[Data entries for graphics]
○ ○ ○ ○ ○
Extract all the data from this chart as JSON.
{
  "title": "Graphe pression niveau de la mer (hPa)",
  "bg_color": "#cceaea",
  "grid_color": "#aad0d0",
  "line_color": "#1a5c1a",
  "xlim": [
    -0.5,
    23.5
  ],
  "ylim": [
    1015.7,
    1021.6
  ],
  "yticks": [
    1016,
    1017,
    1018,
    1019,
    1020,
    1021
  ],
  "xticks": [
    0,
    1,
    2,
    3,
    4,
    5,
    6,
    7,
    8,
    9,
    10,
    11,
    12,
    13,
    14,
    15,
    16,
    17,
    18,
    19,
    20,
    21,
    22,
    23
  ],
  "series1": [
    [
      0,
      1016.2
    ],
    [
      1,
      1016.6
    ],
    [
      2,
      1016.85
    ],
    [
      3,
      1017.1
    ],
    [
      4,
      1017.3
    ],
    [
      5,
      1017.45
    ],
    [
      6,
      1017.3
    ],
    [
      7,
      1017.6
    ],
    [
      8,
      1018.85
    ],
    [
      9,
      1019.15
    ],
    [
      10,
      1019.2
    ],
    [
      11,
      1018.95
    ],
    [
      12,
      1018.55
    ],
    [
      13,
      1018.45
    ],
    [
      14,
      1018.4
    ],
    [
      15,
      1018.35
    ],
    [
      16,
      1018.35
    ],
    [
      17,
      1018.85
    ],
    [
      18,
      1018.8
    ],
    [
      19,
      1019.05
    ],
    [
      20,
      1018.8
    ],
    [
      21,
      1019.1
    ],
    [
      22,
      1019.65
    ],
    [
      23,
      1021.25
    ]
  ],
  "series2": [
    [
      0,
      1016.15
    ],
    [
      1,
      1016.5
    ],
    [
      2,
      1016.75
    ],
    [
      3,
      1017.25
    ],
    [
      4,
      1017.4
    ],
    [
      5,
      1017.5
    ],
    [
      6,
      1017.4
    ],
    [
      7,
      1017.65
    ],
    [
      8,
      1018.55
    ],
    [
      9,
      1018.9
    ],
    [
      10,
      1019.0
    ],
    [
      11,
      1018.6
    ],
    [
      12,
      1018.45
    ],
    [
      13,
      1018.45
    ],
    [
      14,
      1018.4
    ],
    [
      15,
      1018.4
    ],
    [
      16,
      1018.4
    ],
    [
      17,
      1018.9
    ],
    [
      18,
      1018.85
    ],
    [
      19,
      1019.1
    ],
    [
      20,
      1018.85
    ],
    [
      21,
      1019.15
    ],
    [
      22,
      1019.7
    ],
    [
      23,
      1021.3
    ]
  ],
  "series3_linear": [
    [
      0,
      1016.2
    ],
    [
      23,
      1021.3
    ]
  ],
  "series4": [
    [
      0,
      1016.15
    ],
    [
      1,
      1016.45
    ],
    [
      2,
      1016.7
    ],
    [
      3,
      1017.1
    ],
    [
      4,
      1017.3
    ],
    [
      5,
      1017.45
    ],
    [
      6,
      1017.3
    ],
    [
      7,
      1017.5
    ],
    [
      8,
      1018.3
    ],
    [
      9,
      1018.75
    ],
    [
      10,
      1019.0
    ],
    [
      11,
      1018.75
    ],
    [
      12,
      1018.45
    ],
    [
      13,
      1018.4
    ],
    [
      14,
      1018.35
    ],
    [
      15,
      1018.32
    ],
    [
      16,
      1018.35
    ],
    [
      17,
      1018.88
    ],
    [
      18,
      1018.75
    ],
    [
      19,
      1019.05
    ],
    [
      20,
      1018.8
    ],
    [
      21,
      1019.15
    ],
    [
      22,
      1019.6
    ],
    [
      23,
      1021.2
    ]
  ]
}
○ ○ ○ ○ ○
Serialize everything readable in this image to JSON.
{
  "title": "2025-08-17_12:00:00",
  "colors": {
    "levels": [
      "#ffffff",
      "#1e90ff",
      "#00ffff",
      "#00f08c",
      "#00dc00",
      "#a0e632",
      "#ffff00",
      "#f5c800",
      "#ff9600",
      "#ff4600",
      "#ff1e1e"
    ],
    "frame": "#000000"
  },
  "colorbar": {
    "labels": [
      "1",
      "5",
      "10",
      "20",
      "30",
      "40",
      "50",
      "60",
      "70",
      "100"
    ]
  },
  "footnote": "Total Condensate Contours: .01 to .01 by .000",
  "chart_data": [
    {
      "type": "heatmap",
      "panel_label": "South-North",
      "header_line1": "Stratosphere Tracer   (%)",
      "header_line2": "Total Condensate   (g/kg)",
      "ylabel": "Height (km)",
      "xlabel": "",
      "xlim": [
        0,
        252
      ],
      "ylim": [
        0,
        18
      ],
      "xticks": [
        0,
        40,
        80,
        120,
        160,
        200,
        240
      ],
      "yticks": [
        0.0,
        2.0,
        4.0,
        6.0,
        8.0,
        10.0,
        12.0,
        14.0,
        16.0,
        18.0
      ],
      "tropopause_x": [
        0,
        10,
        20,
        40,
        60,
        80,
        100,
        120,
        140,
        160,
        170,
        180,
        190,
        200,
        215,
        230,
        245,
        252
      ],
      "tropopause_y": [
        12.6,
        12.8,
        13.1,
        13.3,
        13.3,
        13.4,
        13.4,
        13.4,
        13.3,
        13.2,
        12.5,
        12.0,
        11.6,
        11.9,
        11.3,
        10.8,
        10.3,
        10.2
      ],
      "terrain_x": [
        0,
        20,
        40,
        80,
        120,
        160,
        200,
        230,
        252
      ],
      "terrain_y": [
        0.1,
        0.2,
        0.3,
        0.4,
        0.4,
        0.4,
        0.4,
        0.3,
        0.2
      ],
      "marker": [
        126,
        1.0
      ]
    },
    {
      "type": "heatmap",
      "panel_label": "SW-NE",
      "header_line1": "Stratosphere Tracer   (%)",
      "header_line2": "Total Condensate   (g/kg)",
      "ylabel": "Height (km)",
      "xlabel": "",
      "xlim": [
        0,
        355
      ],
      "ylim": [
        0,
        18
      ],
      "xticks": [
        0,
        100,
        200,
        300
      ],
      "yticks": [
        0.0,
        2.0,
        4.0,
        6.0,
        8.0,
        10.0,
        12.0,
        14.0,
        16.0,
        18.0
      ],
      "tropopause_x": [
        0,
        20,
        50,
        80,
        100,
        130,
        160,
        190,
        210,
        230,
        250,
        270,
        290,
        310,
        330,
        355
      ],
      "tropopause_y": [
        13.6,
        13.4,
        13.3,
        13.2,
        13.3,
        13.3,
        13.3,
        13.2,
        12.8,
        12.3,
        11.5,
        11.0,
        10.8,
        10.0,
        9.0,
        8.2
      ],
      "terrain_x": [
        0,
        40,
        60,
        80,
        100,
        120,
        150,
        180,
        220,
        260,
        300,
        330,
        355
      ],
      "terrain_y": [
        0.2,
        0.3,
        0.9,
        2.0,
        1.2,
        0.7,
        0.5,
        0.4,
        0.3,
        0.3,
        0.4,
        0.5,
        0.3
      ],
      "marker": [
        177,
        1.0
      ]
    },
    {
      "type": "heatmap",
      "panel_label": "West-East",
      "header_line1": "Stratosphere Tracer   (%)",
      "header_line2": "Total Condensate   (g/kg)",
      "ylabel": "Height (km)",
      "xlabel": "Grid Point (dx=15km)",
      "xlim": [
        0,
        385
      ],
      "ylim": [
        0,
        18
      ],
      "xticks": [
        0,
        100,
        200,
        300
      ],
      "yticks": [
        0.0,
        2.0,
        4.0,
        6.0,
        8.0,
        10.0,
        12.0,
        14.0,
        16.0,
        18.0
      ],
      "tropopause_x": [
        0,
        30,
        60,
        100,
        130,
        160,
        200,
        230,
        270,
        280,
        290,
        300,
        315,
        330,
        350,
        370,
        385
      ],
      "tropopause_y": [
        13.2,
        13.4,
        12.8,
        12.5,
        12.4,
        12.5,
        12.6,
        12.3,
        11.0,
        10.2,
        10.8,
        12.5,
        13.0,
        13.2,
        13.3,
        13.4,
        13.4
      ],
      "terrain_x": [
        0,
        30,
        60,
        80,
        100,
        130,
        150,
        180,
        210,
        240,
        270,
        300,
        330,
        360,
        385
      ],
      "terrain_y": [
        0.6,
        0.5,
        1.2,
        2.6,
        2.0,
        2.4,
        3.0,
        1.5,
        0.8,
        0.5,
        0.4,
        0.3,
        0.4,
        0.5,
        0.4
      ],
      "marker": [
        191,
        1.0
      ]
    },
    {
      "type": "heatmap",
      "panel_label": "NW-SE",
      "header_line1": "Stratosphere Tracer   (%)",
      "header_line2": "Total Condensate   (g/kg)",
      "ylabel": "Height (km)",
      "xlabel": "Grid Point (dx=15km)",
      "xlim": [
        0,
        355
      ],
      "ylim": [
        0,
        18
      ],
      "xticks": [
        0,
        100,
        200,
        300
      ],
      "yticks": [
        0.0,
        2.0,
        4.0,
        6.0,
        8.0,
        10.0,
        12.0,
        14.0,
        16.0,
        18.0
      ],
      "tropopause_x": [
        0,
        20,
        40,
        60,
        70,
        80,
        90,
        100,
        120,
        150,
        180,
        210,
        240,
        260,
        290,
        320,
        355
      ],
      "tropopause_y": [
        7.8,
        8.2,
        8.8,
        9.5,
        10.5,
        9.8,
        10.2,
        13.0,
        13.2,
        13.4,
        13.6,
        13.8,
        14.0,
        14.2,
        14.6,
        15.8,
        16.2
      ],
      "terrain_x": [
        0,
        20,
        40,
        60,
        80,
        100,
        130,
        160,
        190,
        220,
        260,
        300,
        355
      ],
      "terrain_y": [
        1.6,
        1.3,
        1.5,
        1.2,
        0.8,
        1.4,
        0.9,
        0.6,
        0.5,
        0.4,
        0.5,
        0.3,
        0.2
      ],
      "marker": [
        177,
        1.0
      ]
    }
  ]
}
○ ○ ○ ○ ○
List each line in the listing that contains the string "JSON".

• **PROBLEM SOLUTION**
Extract all the data from this chart as JSON.
Serialize everything readable in this image to JSON.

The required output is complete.